What this task involves — In the data below, find each line containing the string "naissances" and return it.

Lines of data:
** Start **

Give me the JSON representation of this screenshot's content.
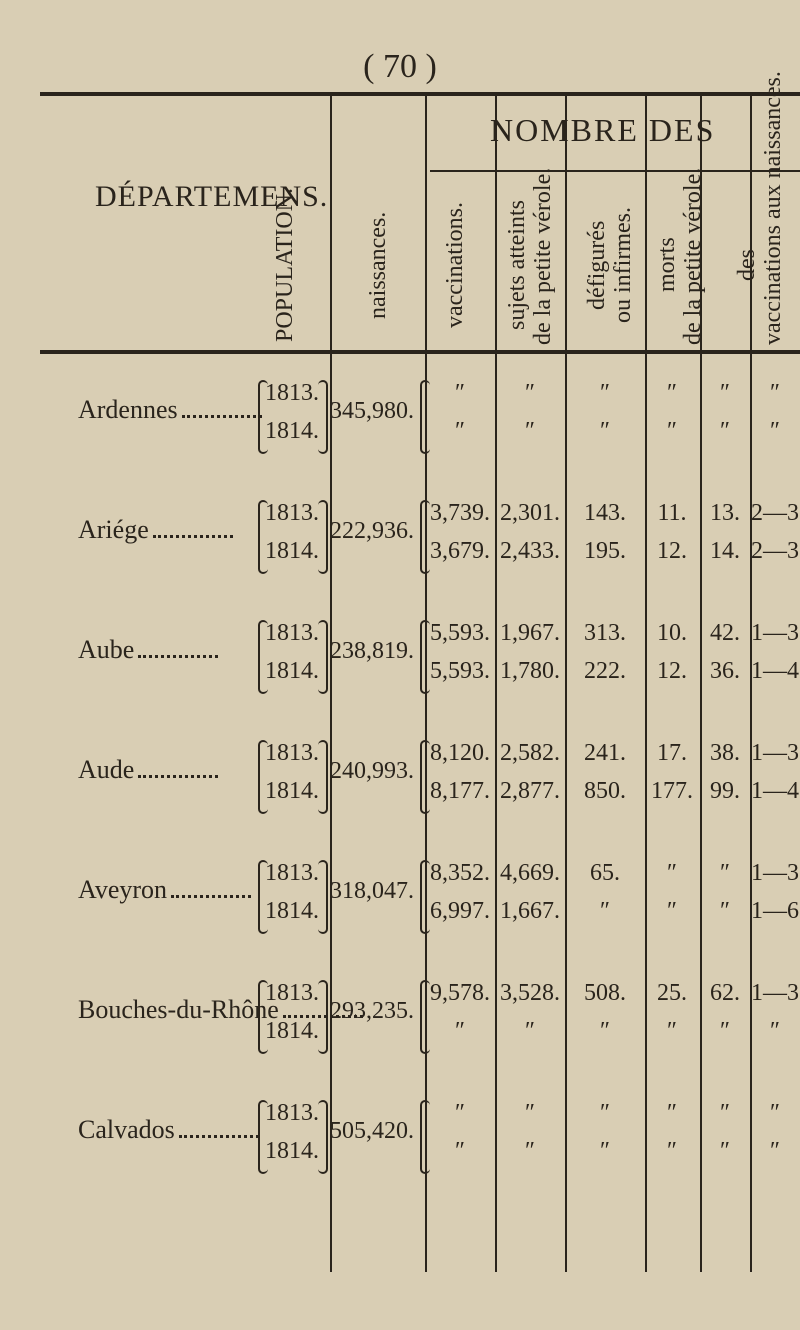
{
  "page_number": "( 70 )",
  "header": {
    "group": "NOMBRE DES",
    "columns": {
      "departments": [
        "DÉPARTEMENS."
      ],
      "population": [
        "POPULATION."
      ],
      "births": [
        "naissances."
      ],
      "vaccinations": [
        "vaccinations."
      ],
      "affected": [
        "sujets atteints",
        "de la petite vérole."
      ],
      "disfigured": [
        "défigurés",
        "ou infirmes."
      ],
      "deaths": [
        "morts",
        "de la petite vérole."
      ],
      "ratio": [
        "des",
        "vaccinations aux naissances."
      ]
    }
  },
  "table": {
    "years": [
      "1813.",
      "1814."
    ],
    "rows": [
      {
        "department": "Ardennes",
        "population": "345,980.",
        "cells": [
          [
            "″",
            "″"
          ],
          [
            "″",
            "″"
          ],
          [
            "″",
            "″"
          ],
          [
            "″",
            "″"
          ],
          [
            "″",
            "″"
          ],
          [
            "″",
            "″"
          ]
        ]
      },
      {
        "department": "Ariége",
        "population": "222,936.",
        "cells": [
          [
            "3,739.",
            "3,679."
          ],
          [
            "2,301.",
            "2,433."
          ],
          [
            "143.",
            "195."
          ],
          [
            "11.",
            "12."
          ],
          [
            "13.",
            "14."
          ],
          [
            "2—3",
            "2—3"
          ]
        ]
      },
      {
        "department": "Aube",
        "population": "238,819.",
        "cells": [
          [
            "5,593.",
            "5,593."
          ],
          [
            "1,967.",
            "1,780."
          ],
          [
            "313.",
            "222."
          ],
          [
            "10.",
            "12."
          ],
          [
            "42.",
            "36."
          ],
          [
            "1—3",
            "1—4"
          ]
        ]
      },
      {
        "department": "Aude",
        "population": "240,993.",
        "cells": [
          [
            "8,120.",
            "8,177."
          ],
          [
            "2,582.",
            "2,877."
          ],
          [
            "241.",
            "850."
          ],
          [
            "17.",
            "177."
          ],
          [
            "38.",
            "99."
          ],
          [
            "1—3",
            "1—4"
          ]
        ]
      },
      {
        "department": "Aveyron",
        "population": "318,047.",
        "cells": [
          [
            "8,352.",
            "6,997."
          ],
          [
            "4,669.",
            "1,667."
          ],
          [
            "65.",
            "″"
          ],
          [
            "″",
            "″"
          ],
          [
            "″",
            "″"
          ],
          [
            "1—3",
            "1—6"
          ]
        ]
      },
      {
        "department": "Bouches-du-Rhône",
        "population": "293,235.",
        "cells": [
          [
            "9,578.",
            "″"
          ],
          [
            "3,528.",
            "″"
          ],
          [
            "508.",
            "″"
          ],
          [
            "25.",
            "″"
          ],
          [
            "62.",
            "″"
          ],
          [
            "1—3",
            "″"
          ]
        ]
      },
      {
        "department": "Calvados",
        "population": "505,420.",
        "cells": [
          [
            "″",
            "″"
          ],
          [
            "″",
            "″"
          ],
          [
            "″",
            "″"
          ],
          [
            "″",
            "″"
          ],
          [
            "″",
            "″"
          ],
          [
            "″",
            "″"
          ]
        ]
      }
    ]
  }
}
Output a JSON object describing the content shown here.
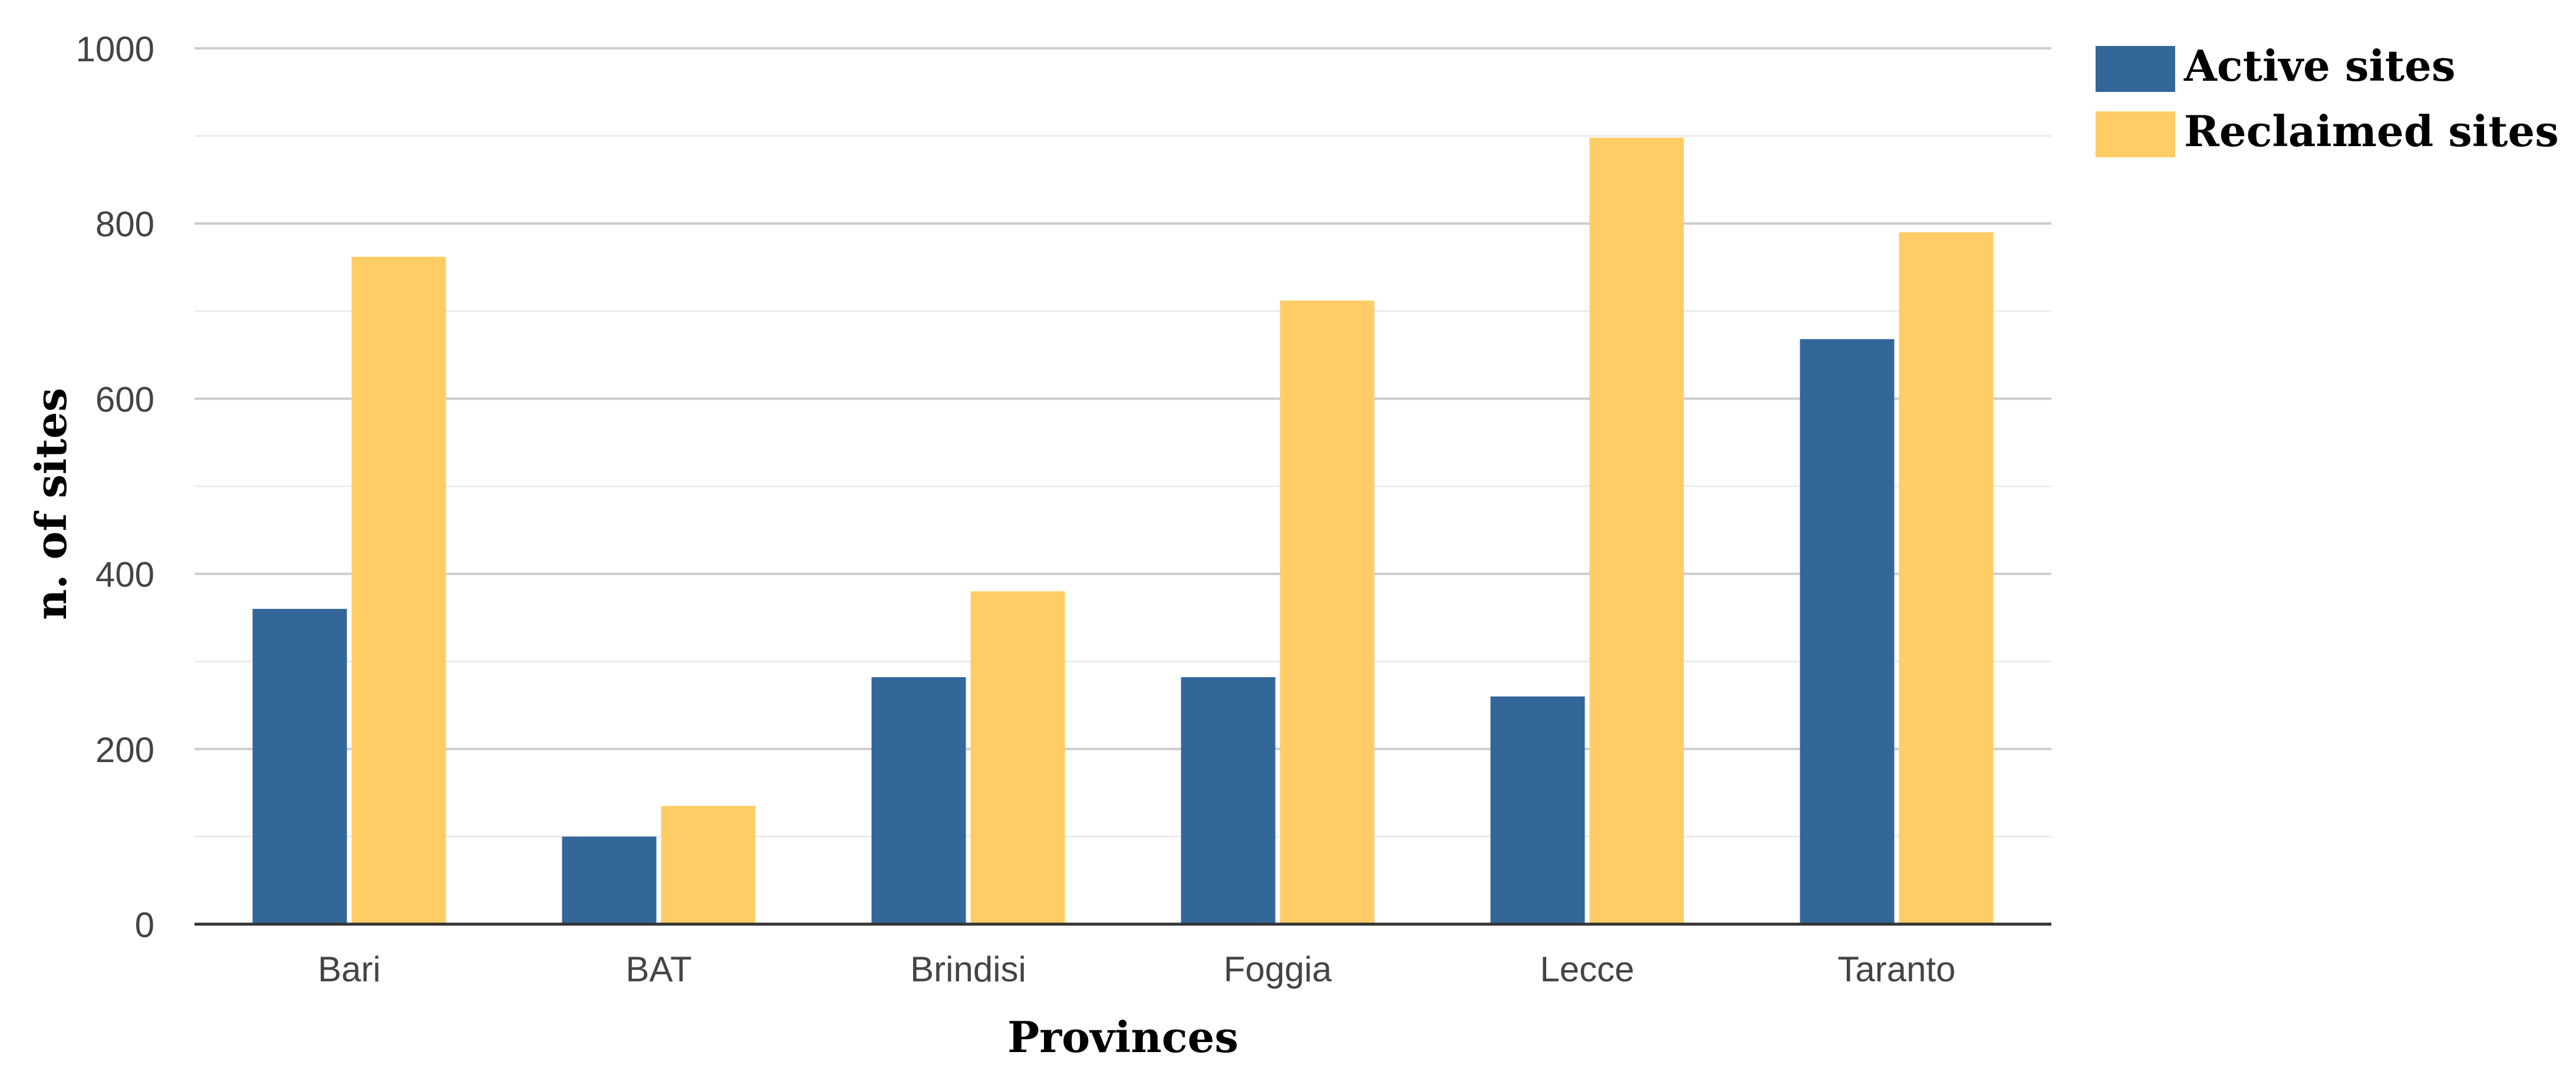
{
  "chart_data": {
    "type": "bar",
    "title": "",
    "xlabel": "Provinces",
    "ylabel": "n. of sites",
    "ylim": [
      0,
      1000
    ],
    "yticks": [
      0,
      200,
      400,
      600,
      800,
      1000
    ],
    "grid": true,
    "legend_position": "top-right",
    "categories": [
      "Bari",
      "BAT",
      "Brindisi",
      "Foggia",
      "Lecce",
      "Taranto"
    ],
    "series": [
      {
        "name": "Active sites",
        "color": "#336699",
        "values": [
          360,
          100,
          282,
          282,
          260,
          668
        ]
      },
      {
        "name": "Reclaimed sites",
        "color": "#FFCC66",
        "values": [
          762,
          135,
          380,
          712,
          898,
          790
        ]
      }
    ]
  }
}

** End **

Written answer —
        "naissances."
        "vaccinations aux naissances."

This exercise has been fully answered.